Data excerpts

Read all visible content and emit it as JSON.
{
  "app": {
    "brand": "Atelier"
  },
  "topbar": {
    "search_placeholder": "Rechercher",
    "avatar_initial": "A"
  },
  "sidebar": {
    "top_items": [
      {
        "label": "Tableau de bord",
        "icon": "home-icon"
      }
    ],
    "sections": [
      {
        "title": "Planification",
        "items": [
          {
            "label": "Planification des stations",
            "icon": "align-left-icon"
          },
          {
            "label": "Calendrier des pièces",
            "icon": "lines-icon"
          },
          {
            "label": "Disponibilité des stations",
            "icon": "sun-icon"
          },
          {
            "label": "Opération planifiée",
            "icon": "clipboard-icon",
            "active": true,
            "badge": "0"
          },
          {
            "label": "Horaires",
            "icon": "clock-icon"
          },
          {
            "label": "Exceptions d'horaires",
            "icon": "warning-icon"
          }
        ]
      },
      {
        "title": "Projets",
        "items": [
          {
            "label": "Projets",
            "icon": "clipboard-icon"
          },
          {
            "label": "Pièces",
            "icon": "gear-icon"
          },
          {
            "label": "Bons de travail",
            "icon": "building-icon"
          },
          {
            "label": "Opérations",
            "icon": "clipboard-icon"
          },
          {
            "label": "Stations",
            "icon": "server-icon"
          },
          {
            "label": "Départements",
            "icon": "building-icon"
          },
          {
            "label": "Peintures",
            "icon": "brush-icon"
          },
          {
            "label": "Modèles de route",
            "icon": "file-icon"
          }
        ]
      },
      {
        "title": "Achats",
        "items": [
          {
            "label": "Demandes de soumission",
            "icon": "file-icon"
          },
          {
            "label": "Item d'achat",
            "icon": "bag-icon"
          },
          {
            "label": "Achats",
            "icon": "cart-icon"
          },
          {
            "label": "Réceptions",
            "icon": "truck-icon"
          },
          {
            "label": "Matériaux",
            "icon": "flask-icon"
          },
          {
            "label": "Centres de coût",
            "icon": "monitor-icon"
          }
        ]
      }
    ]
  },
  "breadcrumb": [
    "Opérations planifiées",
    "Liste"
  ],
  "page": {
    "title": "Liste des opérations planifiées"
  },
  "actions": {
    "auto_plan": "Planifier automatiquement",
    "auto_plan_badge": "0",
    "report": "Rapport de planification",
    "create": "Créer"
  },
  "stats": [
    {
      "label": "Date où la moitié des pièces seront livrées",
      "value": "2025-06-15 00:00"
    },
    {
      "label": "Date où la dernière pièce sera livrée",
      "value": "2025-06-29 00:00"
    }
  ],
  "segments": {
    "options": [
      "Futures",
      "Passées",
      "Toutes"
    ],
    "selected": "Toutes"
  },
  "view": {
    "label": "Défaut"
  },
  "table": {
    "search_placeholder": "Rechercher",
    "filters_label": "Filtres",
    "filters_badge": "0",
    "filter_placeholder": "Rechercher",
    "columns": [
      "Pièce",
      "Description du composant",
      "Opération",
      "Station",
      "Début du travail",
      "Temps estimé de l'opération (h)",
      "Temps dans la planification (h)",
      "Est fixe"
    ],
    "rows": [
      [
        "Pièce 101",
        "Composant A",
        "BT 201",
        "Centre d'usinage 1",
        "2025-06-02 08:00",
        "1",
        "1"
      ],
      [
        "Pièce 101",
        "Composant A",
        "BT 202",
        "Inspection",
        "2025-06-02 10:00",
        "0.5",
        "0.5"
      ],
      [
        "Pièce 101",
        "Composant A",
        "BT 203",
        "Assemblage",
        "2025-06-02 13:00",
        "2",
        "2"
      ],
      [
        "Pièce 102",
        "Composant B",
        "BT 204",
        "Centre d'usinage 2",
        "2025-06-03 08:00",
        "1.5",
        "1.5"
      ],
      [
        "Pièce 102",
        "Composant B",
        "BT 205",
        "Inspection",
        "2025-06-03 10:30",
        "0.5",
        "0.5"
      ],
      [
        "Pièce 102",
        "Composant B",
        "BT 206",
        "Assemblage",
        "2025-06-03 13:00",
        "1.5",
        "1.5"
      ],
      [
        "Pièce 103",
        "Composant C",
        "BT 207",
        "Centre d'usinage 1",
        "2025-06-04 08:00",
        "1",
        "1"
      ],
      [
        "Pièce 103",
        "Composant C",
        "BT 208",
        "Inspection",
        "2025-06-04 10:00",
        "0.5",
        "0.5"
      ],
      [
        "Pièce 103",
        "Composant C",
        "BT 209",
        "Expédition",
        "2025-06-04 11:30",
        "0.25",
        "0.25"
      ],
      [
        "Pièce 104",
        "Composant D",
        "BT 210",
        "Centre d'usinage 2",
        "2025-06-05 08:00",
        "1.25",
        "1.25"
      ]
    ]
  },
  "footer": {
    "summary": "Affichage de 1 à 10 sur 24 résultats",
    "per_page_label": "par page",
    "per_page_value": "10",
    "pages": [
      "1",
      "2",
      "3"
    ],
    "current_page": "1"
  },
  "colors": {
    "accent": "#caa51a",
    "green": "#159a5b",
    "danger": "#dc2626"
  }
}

→ **Goal**
From the records above, pick out and copy each line holding the word "title".

→ **Output below**
        "title": "Planification",
        "title": "Projets",
        "title": "Achats",
    "title": "Liste des opérations planifiées"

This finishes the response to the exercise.